--- QUESTÃO A ---
No texto sobre a Guerra Fria, em que data os soviéticos explodiram seu primeiro teste atômico?
--- QUESTÃO B ---
No texto sobre a Guerra Fria, reescreva a parte que vai de "Acontece que no" a "Nagasaki pelos americanos.", trocando "soviéticos" por "russos".
--- QUESTÃO C ---
Dê seguimento ao texto sobre a Primeira Guerra Fria a partir da última frase apresentada.

--- TRECHO DE ORIGEM ---
.....

Muita gente está denominando a série de conflitos e arreganhar de dentes que está se espalhando pelo mundo de “Nova Guerra Fria”. 
 
Como testemunhei a primeira, posso garantir que esta é muito mais branda. Refiro-me ao conflito Israel/Hamas, à ameaça de guerra de grandes proporções entre Irã, Israel e Estados Unidos, à luta entre Rússia e Ucrânia e outros episódios que estão ocorrendo no planeta. 
 
Vou agora descrever como foi a Primeira Guerra Fria. 
 
Tudo começou em 16 de julho de 1945, quando os EUA, em guerra contra o Japão, explodiram uma bomba atômica no campo de testes em Los Alamos, um deserto no estado do Novo México, com resultado mais do que satisfatório. 
 
Vinte e um e 24 dias mais tarde, fortalezas voadoras americanas B-29 lançaram artefatos nucleares (um de urânio, outro de plutônio) sobre as cidades japonesas de Hiroshima e Nagasaki, deixando um saldo macabro de aproximadamente 200 mil mortos, parte deles em função do calor provocado pelas explosões, parte por causa da radiação que se seguiu. 
 
Durante quatro anos, os Estados Unidos permaneceram como única superpotência do planeta. 
 
Acontece que no dia 29 de agosto de 1949 os soviéticos, municiados com segredos obtidos por espiões nos EUA, explodiram seu primeiro teste atômico, uma bomba de plutônio de poder similar à lançada em Nagasaki pelos americanos.

.....

--- REGISTROS FORNECIDOS ---
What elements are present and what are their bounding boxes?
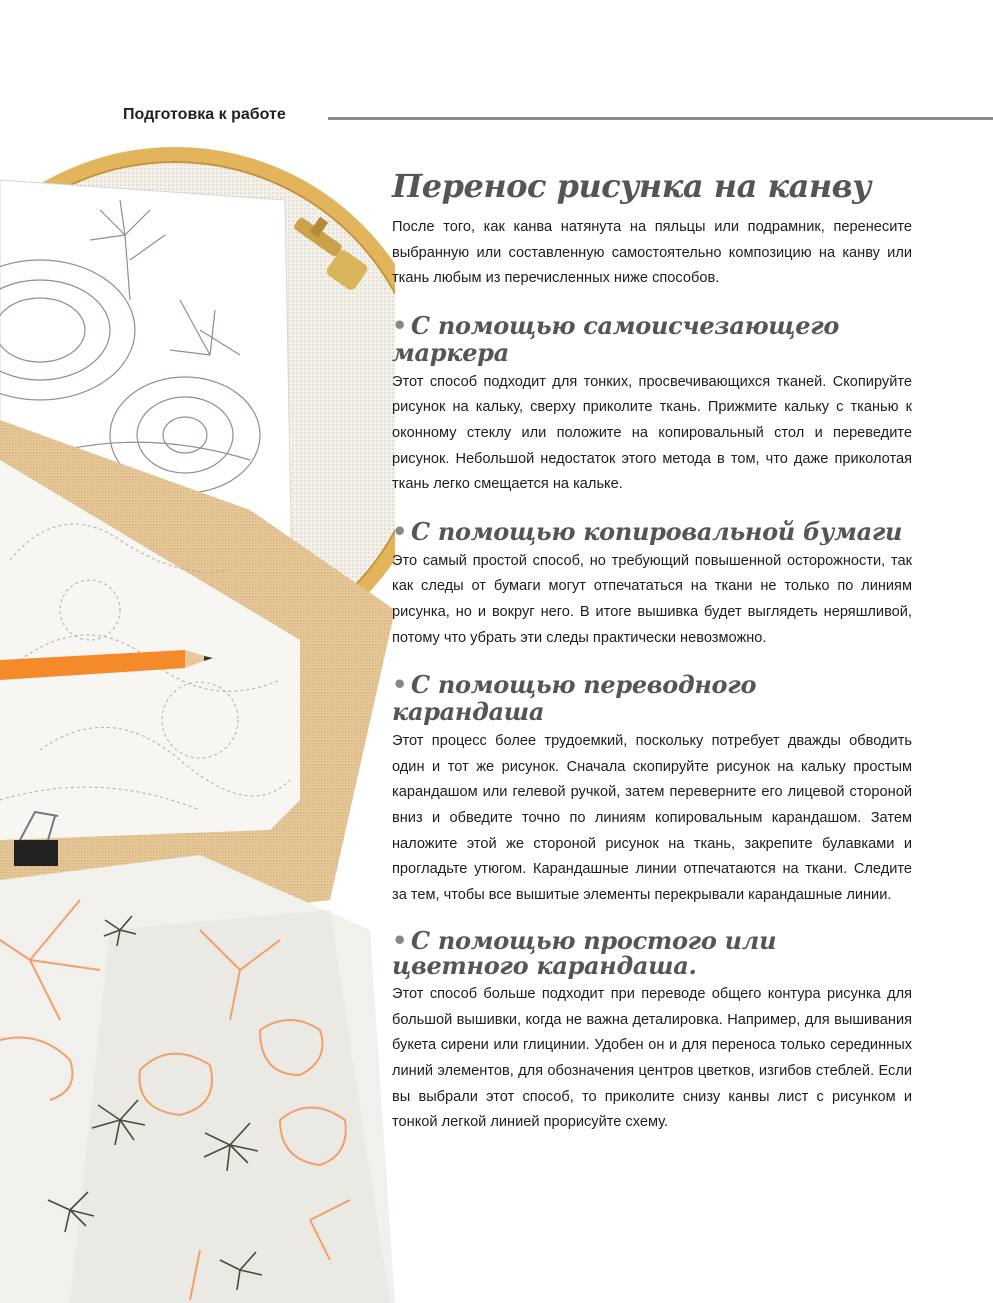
heading-text: С помощью самоисчезающего маркера — [392, 310, 840, 367]
intro-paragraph: После того, как канва натянута на пяльцы или подрамник, перенесите выбранную или составленную самостоятельно композицию на канву или ткань любым из перечисленных ниже способов. — [392, 219, 912, 287]
article — [392, 165, 912, 1136]
page-header — [123, 106, 993, 130]
bullet-icon: • — [392, 310, 408, 340]
section-title: Подготовка к работе — [123, 106, 286, 123]
section-heading-color-pencil — [392, 926, 912, 981]
bullet-icon: • — [392, 670, 408, 700]
section-text-carbon-paper: Это самый простой способ, но требующий повышенной осторожности, так как следы от бумаги могут отпечататься на ткани не только по линиям рисунка, но и вокруг него. В итоге вышивка будет выглядеть неряшливой, потому что убрать эти следы практически невозможно. — [392, 552, 912, 646]
header-divider — [328, 117, 993, 120]
section-text-color-pencil: Этот способ больше подходит при переводе общего контура рисунка для большой вышивки, когда не важна деталировка. Например, для вышивания букета сирени или глицинии. Удобен он и для переноса только серединных линий элементов, для обозначения центров цветков, изгибов стеблей. Если вы выбрали этот способ, то приколите снизу канвы лист с рисунком и тонкой легкой линией прорисуйте схему. — [392, 986, 912, 1131]
section-text-marker: Этот способ подходит для тонких, просвечивающихся тканей. Скопируйте рисунок на кальку, сверху приколите ткань. Прижмите кальку с тканью к оконному стеклу или положите на копировальный стол и переведите рисунок. Небольшой недостаток этого метода в том, что даже приколотая ткань легко смещается на кальке. — [392, 373, 912, 493]
section-heading-carbon-paper — [392, 518, 912, 545]
bullet-icon: • — [392, 516, 408, 546]
embroidered-fabric — [0, 855, 395, 1303]
heading-text: С помощью копировальной бумаги — [411, 516, 903, 546]
article-title: Перенос рисунка на канву — [392, 167, 871, 205]
section-heading-marker — [392, 312, 912, 366]
heading-text: С помощью простого или цветного карандаша. — [392, 926, 777, 981]
bullet-icon: • — [392, 926, 408, 956]
section-text-transfer-pencil: Этот процесс более трудоемкий, поскольку потребует дважды обводить один и тот же рисунок. Сначала скопируйте рисунок на кальку простым карандашом или гелевой ручкой, затем переверните его лицевой стороной вниз и обведите точно по линиям копировальным карандашом. Затем наложите этой же стороной рисунок на ткань, закрепите булавками и прогладьте утюгом. Карандашные линии отпечатаются на ткани. Следите за тем, чтобы все вышитые элементы перекрывали карандашные линии. — [392, 733, 912, 903]
embroidery-transfer-photo — [0, 140, 395, 1303]
section-heading-transfer-pencil — [392, 671, 912, 725]
heading-text: С помощью переводного карандаша — [392, 670, 757, 727]
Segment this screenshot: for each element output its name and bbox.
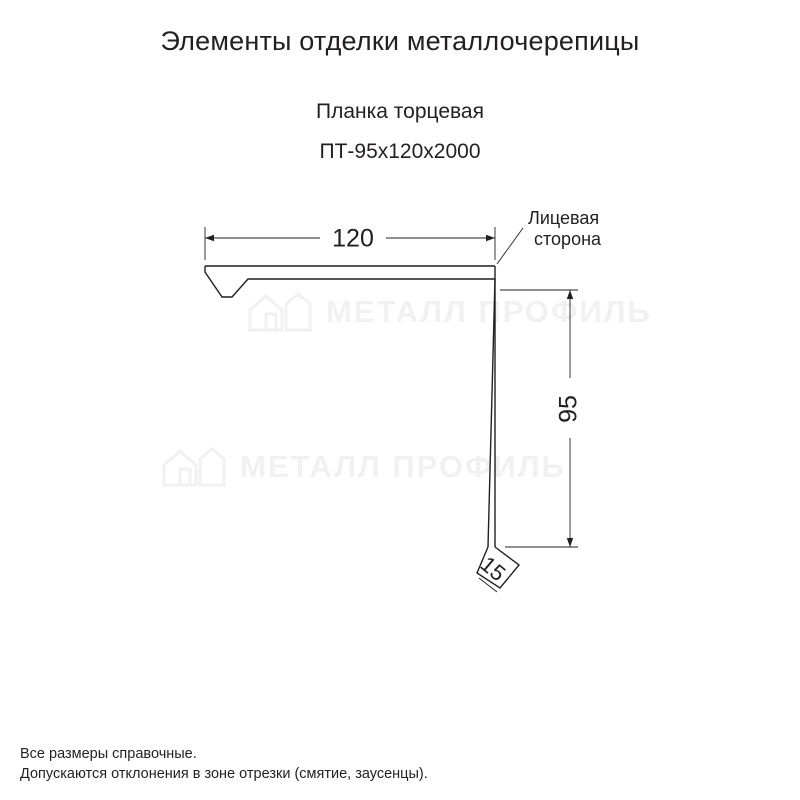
footnotes <box>20 744 428 784</box>
footnote-line-2: Допускаются отклонения в зоне отрезки (смятие, заусенцы). <box>20 766 428 782</box>
profile-vertical-inner <box>488 279 495 547</box>
face-side-label-line1: Лицевая <box>528 208 600 228</box>
watermark-text: МЕТАЛЛ ПРОФИЛЬ <box>326 294 652 329</box>
product-name: Планка торцевая <box>316 100 484 123</box>
dim-label-width: 120 <box>332 224 374 253</box>
arrow-width-left <box>205 235 214 241</box>
watermark-text: МЕТАЛЛ ПРОФИЛЬ <box>240 449 566 484</box>
footnote-line-1: Все размеры справочные. <box>20 746 197 762</box>
product-code: ПТ-95х120х2000 <box>319 140 481 163</box>
profile-lip-and-underside <box>205 266 495 297</box>
dim-label-height: 95 <box>554 395 583 423</box>
page-title: Элементы отделки металлочерепицы <box>160 26 640 56</box>
arrow-height-bottom <box>567 538 573 547</box>
arrow-height-top <box>567 290 573 299</box>
face-side-label-line2: сторона <box>534 229 602 249</box>
dim-label-lip: 15 <box>475 551 511 587</box>
arrow-width-right <box>486 235 495 241</box>
leader-face-side <box>497 228 523 264</box>
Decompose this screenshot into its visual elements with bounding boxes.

.....

--- RESPOSTA ESPERADA A ---
Em 29 de agosto de 1949.

--- RESPOSTA ESPERADA B ---
Acontece que no dia 29 de agosto de 1949 os russos, municiados com segredos obtidos por espiões nos EUA, explodiram seu primeiro teste atômico, uma bomba de plutônio de poder similar à lançada em Nagasaki pelos americanos.

--- RESPOSTA ESPERADA C ---
 
Podemos considerar essa data como início da Guerra Fria. 
 
A partir dela, os Estados Unidos e a União Soviética passaram a ter armas de dissuasão. 
 
“Você me destrói, mas eu te destruo também.” 
 
Nos EUA, a maioria das pessoas acreditava que a guerra nuclear, mais cedo ou mais tarde, detonada por algum incidente, iria realmente acontecer. 
 
Centenas de milhares de casas, colégios, empresas e instituições governamentais construíram abrigos nucleares subterrâneos, com estoques de gêneros suficientes para que as pessoas pudessem ficar ali até que o ar na superfície se tornasse limpo, livre da radiação mortal. 
 
Nas escolas, as crianças eram ingenuamente orientadas a se proteger sob as carteiras como se isso adiantasse alguma coisa num ataque atômico. 
 
Continuamente, bombardeiros B-52 decolavam de uma base em Nebraska, levando a bordo bombas nucleares com ordens para despejá-las em alvos predeterminados na URSS. 
 
Para que um ataque não se consubstanciasse, teria de haver (e obviamente isso nunca deixou de ocorrer) uma contraordem no meio do caminho, caso em que o bombardeiro retornava. 
 
O ponto mais crítico da Guerra Fria era a cidade de Berlim, um enclave na Alemanha Oriental, dividido em quatro setores: soviético, americano, britânico e francês.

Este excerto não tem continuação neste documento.